MATERIAL SUPPLIED »
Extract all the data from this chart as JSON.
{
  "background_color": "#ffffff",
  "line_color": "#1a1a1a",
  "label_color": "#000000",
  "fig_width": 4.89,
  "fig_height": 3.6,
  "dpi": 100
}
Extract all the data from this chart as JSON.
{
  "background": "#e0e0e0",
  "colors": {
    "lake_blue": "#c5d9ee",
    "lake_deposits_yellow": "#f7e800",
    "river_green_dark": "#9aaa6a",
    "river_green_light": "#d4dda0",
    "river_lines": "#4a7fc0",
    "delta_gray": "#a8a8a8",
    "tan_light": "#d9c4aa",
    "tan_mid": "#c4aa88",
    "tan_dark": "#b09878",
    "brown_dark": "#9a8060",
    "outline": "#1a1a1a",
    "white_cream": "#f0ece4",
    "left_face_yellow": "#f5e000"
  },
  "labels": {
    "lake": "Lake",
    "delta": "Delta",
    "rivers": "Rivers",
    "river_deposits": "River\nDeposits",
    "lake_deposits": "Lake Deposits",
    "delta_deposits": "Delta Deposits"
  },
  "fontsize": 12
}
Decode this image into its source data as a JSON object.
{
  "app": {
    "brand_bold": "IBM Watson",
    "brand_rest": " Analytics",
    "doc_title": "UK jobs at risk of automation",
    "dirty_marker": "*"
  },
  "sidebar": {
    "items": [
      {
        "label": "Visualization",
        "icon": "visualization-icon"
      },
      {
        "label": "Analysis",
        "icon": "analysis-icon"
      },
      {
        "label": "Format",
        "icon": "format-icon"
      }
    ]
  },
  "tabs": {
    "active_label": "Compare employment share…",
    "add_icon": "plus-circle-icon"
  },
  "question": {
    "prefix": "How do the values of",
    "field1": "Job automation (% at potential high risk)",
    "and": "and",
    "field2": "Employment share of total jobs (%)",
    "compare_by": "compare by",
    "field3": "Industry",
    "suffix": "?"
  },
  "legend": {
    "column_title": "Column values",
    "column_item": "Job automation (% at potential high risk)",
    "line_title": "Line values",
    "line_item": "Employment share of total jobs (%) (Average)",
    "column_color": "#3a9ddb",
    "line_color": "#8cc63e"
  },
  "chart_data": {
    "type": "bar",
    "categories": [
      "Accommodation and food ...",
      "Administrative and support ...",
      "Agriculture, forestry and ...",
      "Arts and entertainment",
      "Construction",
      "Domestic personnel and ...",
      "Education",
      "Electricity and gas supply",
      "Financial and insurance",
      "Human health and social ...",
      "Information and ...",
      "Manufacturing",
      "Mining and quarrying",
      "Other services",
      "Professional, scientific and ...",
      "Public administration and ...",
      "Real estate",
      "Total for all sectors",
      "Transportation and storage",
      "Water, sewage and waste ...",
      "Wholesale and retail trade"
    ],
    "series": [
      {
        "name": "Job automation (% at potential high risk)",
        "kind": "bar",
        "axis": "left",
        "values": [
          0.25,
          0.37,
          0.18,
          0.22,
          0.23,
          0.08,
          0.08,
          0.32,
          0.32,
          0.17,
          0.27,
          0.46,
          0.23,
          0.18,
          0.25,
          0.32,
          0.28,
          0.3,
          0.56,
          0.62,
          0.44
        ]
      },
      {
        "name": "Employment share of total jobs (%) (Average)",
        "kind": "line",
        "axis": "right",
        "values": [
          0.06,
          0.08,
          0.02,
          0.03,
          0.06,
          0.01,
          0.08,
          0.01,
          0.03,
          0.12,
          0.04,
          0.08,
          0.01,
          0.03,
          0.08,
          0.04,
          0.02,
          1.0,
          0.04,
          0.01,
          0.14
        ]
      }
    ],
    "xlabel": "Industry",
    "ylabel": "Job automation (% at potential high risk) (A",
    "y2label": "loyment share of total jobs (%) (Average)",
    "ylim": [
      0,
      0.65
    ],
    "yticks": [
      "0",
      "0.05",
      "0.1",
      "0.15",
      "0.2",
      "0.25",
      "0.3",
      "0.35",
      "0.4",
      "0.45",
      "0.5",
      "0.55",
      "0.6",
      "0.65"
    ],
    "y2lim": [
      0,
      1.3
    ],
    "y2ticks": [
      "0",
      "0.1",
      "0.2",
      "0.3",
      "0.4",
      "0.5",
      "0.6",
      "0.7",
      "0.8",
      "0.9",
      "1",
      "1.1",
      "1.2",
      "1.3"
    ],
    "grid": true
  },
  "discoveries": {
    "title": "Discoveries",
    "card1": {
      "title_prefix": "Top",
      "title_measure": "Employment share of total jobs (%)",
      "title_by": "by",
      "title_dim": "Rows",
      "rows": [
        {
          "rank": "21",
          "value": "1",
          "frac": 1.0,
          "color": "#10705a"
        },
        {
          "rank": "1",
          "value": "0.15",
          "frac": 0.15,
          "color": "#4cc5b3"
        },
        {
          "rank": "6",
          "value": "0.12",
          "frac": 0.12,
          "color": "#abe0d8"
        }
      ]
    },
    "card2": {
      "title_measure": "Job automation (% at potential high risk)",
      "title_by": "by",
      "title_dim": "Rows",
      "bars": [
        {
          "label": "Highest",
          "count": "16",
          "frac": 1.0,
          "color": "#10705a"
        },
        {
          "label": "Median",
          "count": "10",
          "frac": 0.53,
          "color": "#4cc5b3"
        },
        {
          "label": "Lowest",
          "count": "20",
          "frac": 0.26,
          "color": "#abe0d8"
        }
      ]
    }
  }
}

WHAT TO PRODUCE »
Write every entry out again exactly.

ANSWER TO THIS EXERCISE »
Extract all the data from this chart as JSON.
{
  "background_color": "#ffffff",
  "line_color": "#1a1a1a",
  "label_color": "#000000",
  "fig_width": 4.89,
  "fig_height": 3.6,
  "dpi": 100
}
Extract all the data from this chart as JSON.
{
  "background": "#e0e0e0",
  "colors": {
    "lake_blue": "#c5d9ee",
    "lake_deposits_yellow": "#f7e800",
    "river_green_dark": "#9aaa6a",
    "river_green_light": "#d4dda0",
    "river_lines": "#4a7fc0",
    "delta_gray": "#a8a8a8",
    "tan_light": "#d9c4aa",
    "tan_mid": "#c4aa88",
    "tan_dark": "#b09878",
    "brown_dark": "#9a8060",
    "outline": "#1a1a1a",
    "white_cream": "#f0ece4",
    "left_face_yellow": "#f5e000"
  },
  "labels": {
    "lake": "Lake",
    "delta": "Delta",
    "rivers": "Rivers",
    "river_deposits": "River\nDeposits",
    "lake_deposits": "Lake Deposits",
    "delta_deposits": "Delta Deposits"
  },
  "fontsize": 12
}
Decode this image into its source data as a JSON object.
{
  "app": {
    "brand_bold": "IBM Watson",
    "brand_rest": " Analytics",
    "doc_title": "UK jobs at risk of automation",
    "dirty_marker": "*"
  },
  "sidebar": {
    "items": [
      {
        "label": "Visualization",
        "icon": "visualization-icon"
      },
      {
        "label": "Analysis",
        "icon": "analysis-icon"
      },
      {
        "label": "Format",
        "icon": "format-icon"
      }
    ]
  },
  "tabs": {
    "active_label": "Compare employment share…",
    "add_icon": "plus-circle-icon"
  },
  "question": {
    "prefix": "How do the values of",
    "field1": "Job automation (% at potential high risk)",
    "and": "and",
    "field2": "Employment share of total jobs (%)",
    "compare_by": "compare by",
    "field3": "Industry",
    "suffix": "?"
  },
  "legend": {
    "column_title": "Column values",
    "column_item": "Job automation (% at potential high risk)",
    "line_title": "Line values",
    "line_item": "Employment share of total jobs (%) (Average)",
    "column_color": "#3a9ddb",
    "line_color": "#8cc63e"
  },
  "chart_data": {
    "type": "bar",
    "categories": [
      "Accommodation and food ...",
      "Administrative and support ...",
      "Agriculture, forestry and ...",
      "Arts and entertainment",
      "Construction",
      "Domestic personnel and ...",
      "Education",
      "Electricity and gas supply",
      "Financial and insurance",
      "Human health and social ...",
      "Information and ...",
      "Manufacturing",
      "Mining and quarrying",
      "Other services",
      "Professional, scientific and ...",
      "Public administration and ...",
      "Real estate",
      "Total for all sectors",
      "Transportation and storage",
      "Water, sewage and waste ...",
      "Wholesale and retail trade"
    ],
    "series": [
      {
        "name": "Job automation (% at potential high risk)",
        "kind": "bar",
        "axis": "left",
        "values": [
          0.25,
          0.37,
          0.18,
          0.22,
          0.23,
          0.08,
          0.08,
          0.32,
          0.32,
          0.17,
          0.27,
          0.46,
          0.23,
          0.18,
          0.25,
          0.32,
          0.28,
          0.3,
          0.56,
          0.62,
          0.44
        ]
      },
      {
        "name": "Employment share of total jobs (%) (Average)",
        "kind": "line",
        "axis": "right",
        "values": [
          0.06,
          0.08,
          0.02,
          0.03,
          0.06,
          0.01,
          0.08,
          0.01,
          0.03,
          0.12,
          0.04,
          0.08,
          0.01,
          0.03,
          0.08,
          0.04,
          0.02,
          1.0,
          0.04,
          0.01,
          0.14
        ]
      }
    ],
    "xlabel": "Industry",
    "ylabel": "Job automation (% at potential high risk) (A",
    "y2label": "loyment share of total jobs (%) (Average)",
    "ylim": [
      0,
      0.65
    ],
    "yticks": [
      "0",
      "0.05",
      "0.1",
      "0.15",
      "0.2",
      "0.25",
      "0.3",
      "0.35",
      "0.4",
      "0.45",
      "0.5",
      "0.55",
      "0.6",
      "0.65"
    ],
    "y2lim": [
      0,
      1.3
    ],
    "y2ticks": [
      "0",
      "0.1",
      "0.2",
      "0.3",
      "0.4",
      "0.5",
      "0.6",
      "0.7",
      "0.8",
      "0.9",
      "1",
      "1.1",
      "1.2",
      "1.3"
    ],
    "grid": true
  },
  "discoveries": {
    "title": "Discoveries",
    "card1": {
      "title_prefix": "Top",
      "title_measure": "Employment share of total jobs (%)",
      "title_by": "by",
      "title_dim": "Rows",
      "rows": [
        {
          "rank": "21",
          "value": "1",
          "frac": 1.0,
          "color": "#10705a"
        },
        {
          "rank": "1",
          "value": "0.15",
          "frac": 0.15,
          "color": "#4cc5b3"
        },
        {
          "rank": "6",
          "value": "0.12",
          "frac": 0.12,
          "color": "#abe0d8"
        }
      ]
    },
    "card2": {
      "title_measure": "Job automation (% at potential high risk)",
      "title_by": "by",
      "title_dim": "Rows",
      "bars": [
        {
          "label": "Highest",
          "count": "16",
          "frac": 1.0,
          "color": "#10705a"
        },
        {
          "label": "Median",
          "count": "10",
          "frac": 0.53,
          "color": "#4cc5b3"
        },
        {
          "label": "Lowest",
          "count": "20",
          "frac": 0.26,
          "color": "#abe0d8"
        }
      ]
    }
  }
}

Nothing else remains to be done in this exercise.